**Supplied material:**
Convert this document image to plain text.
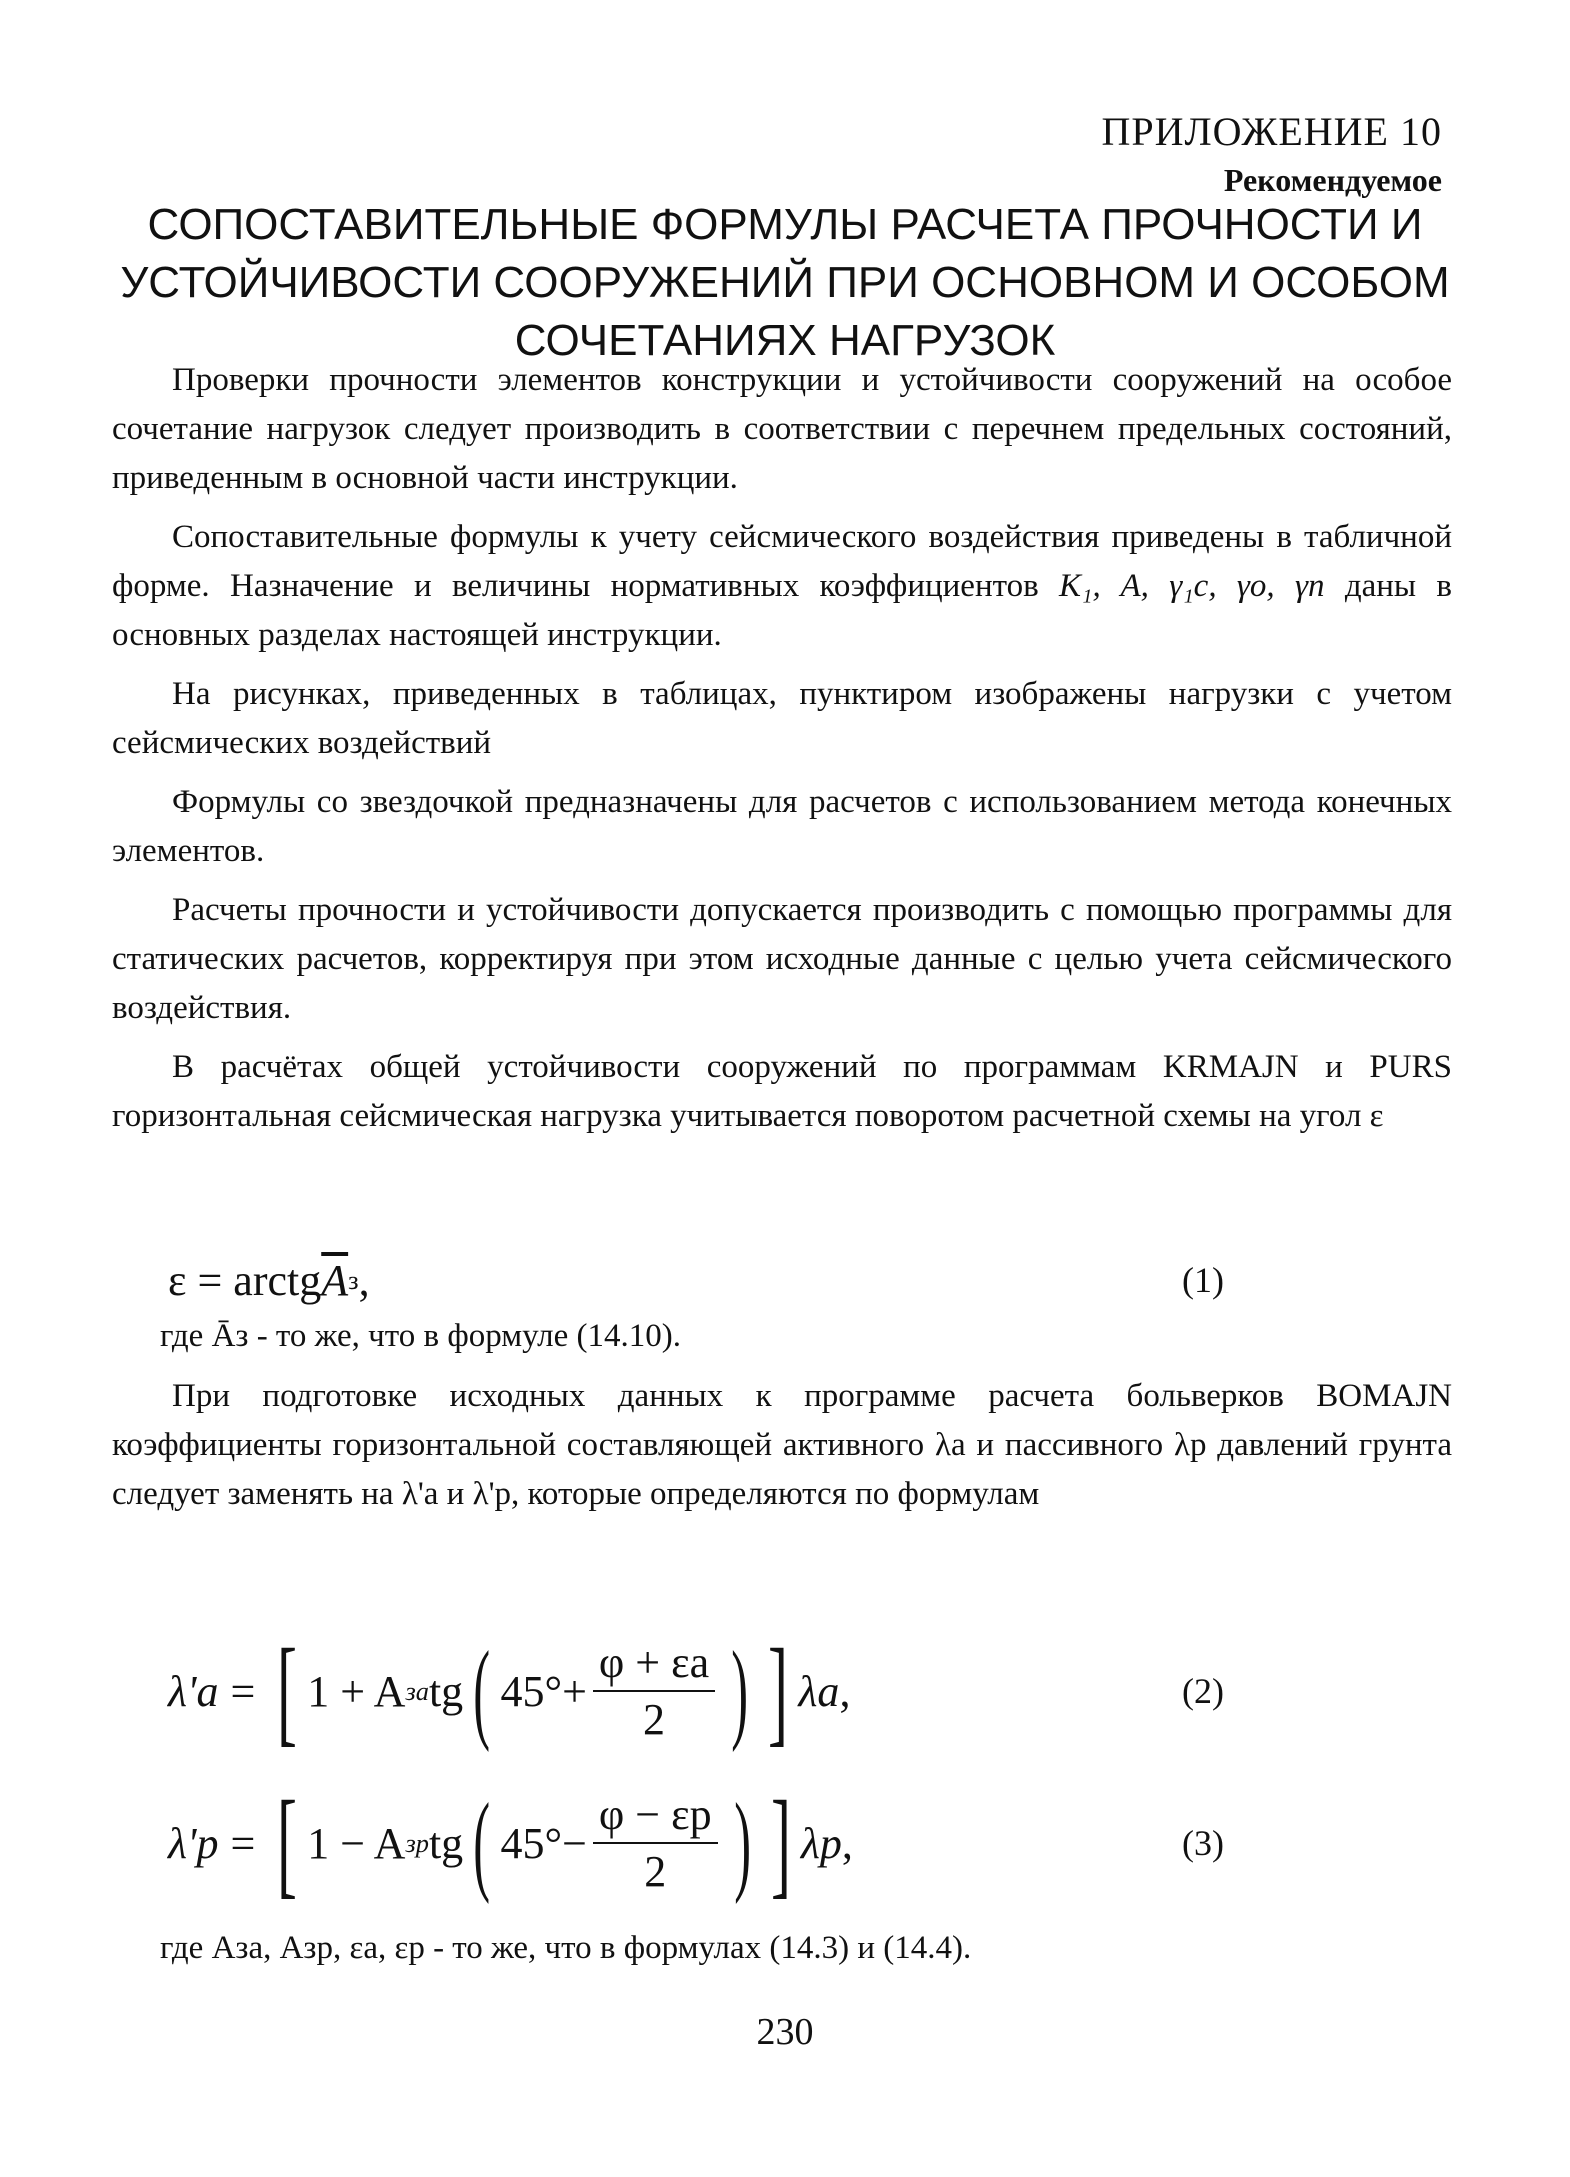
ПРИЛОЖЕНИЕ 10
Рекомендуемое
СОПОСТАВИТЕЛЬНЫЕ ФОРМУЛЫ РАСЧЕТА ПРОЧНОСТИ И
УСТОЙЧИВОСТИ СООРУЖЕНИЙ ПРИ ОСНОВНОМ И ОСОБОМ
СОЧЕТАНИЯХ НАГРУЗОК

Проверки прочности элементов конструкции и устойчивости сооружений на особое сочетание нагрузок следует производить в соответствии с перечнем предельных состояний, приведенным в основной части инструкции.

Сопоставительные формулы к учету сейсмического воздействия приведены в табличной форме. Назначение и величины нормативных коэффициентов K₁, A, γ₁с, γо, γn даны в основных разделах настоящей инструкции.

На рисунках, приведенных в таблицах, пунктиром изображены нагрузки с учетом сейсмических воздействий

Формулы со звездочкой предназначены для расчетов с использованием метода конечных элементов.

Расчеты прочности и устойчивости допускается производить с помощью программы для статических расчетов, корректируя при этом исходные данные с целью учета сейсмического воздействия.

В расчётах общей устойчивости сооружений по программам KRMAJN и PURS горизонтальная сейсмическая нагрузка учитывается поворотом расчетной схемы на угол ε

ε = arctg $\overline{A}$ з ,	(1)
где Āз - то же, что в формуле (14.10).

При подготовке исходных данных к программе расчета больверков BOMAJN коэффициенты горизонтальной составляющей активного λa и пассивного λp давлений грунта следует заменять на λ'a и λ'p, которые определяются по формулам

λ'a = [ 1 + A за tg ( $45^\circ+ \frac{\varphi + \varepsilon a}{2}$ ) ] λa ,	(2)
λ'p = [ 1 − A зр tg ( $45^\circ- \frac{\varphi - \varepsilon p}{2}$ ) ] λp ,	(3)
где Aза, Aзр, εa, εp - то же, что в формулах (14.3) и (14.4).
230
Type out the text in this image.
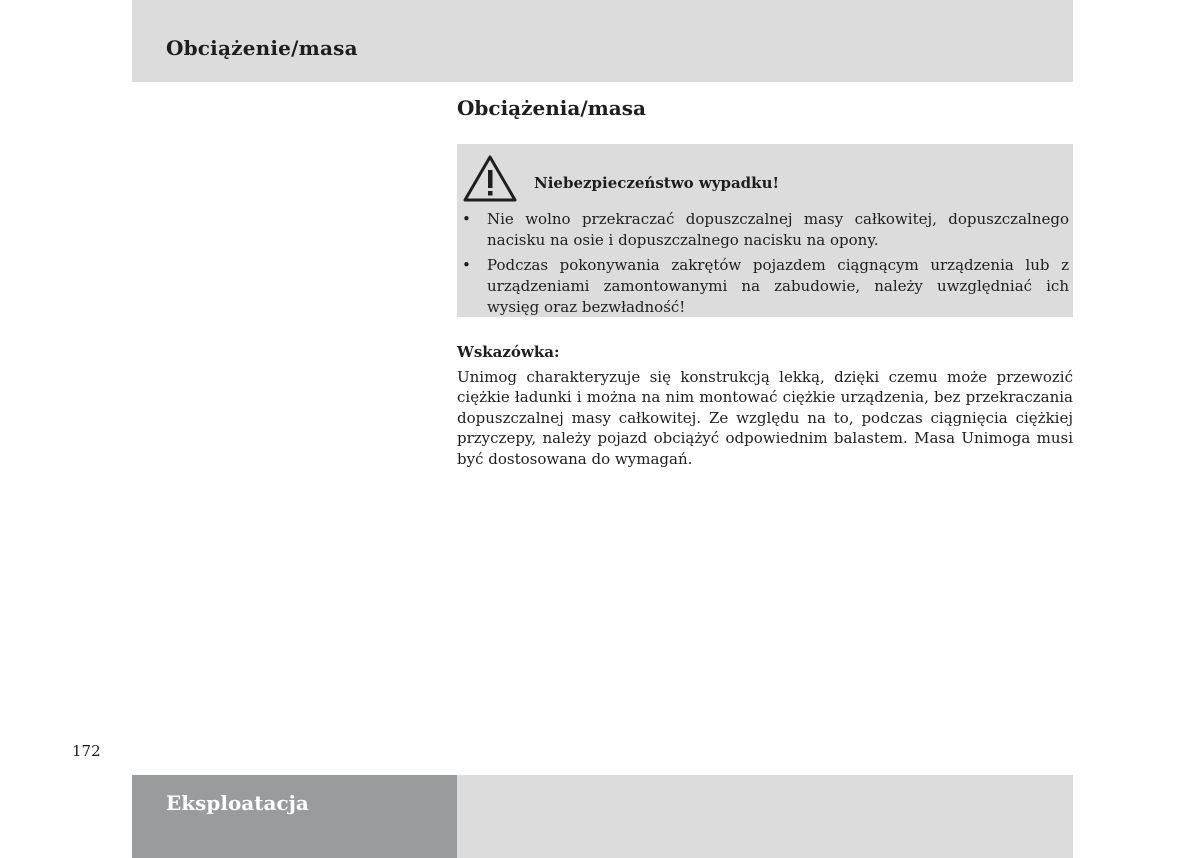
Obciążenie/masa
Obciążenia/masa
Niebezpieczeństwo wypadku!
• Nie wolno przekraczać dopuszczalnej masy całkowitej, dopuszczalnego nacisku na osie i dopuszczalnego nacisku na opony.
• Podczas pokonywania zakrętów pojazdem ciągnącym urządzenia lub z urządzeniami zamontowanymi na zabudowie, należy uwzględniać ich wysięg oraz bezwładność!
Wskazówka:

Unimog charakteryzuje się konstrukcją lekką, dzięki czemu może przewozić ciężkie ładunki i można na nim montować ciężkie urządzenia, bez przekraczania dopuszczalnej masy całkowitej. Ze względu na to, podczas ciągnięcia ciężkiej przyczepy, należy pojazd obciążyć odpowiednim balastem. Masa Unimoga musi być dostosowana do wymagań.

172
Eksploatacja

**What you need to do:** Take the listing above and restate it word for word, without its pictures.

**Result of the task:**
Convert this document image to plain text.
ПРИЛОЖЕНИЕ 10
Рекомендуемое
СОПОСТАВИТЕЛЬНЫЕ ФОРМУЛЫ РАСЧЕТА ПРОЧНОСТИ И
УСТОЙЧИВОСТИ СООРУЖЕНИЙ ПРИ ОСНОВНОМ И ОСОБОМ
СОЧЕТАНИЯХ НАГРУЗОК

Проверки прочности элементов конструкции и устойчивости сооружений на особое сочетание нагрузок следует производить в соответствии с перечнем предельных состояний, приведенным в основной части инструкции.

Сопоставительные формулы к учету сейсмического воздействия приведены в табличной форме. Назначение и величины нормативных коэффициентов K₁, A, γ₁с, γо, γn даны в основных разделах настоящей инструкции.

На рисунках, приведенных в таблицах, пунктиром изображены нагрузки с учетом сейсмических воздействий

Формулы со звездочкой предназначены для расчетов с использованием метода конечных элементов.

Расчеты прочности и устойчивости допускается производить с помощью программы для статических расчетов, корректируя при этом исходные данные с целью учета сейсмического воздействия.

В расчётах общей устойчивости сооружений по программам KRMAJN и PURS горизонтальная сейсмическая нагрузка учитывается поворотом расчетной схемы на угол ε

ε = arctg $\overline{A}$ з ,	(1)
где Āз - то же, что в формуле (14.10).

При подготовке исходных данных к программе расчета больверков BOMAJN коэффициенты горизонтальной составляющей активного λa и пассивного λp давлений грунта следует заменять на λ'a и λ'p, которые определяются по формулам

λ'a = [ 1 + A за tg ( $45^\circ+ \frac{\varphi + \varepsilon a}{2}$ ) ] λa ,	(2)
λ'p = [ 1 − A зр tg ( $45^\circ- \frac{\varphi - \varepsilon p}{2}$ ) ] λp ,	(3)
где Aза, Aзр, εa, εp - то же, что в формулах (14.3) и (14.4).
230
Type out the text in this image.
Obciążenie/masa
Obciążenia/masa
Niebezpieczeństwo wypadku!
• Nie wolno przekraczać dopuszczalnej masy całkowitej, dopuszczalnego nacisku na osie i dopuszczalnego nacisku na opony.
• Podczas pokonywania zakrętów pojazdem ciągnącym urządzenia lub z urządzeniami zamontowanymi na zabudowie, należy uwzględniać ich wysięg oraz bezwładność!
Wskazówka:

Unimog charakteryzuje się konstrukcją lekką, dzięki czemu może przewozić ciężkie ładunki i można na nim montować ciężkie urządzenia, bez przekraczania dopuszczalnej masy całkowitej. Ze względu na to, podczas ciągnięcia ciężkiej przyczepy, należy pojazd obciążyć odpowiednim balastem. Masa Unimoga musi być dostosowana do wymagań.

172
Eksploatacja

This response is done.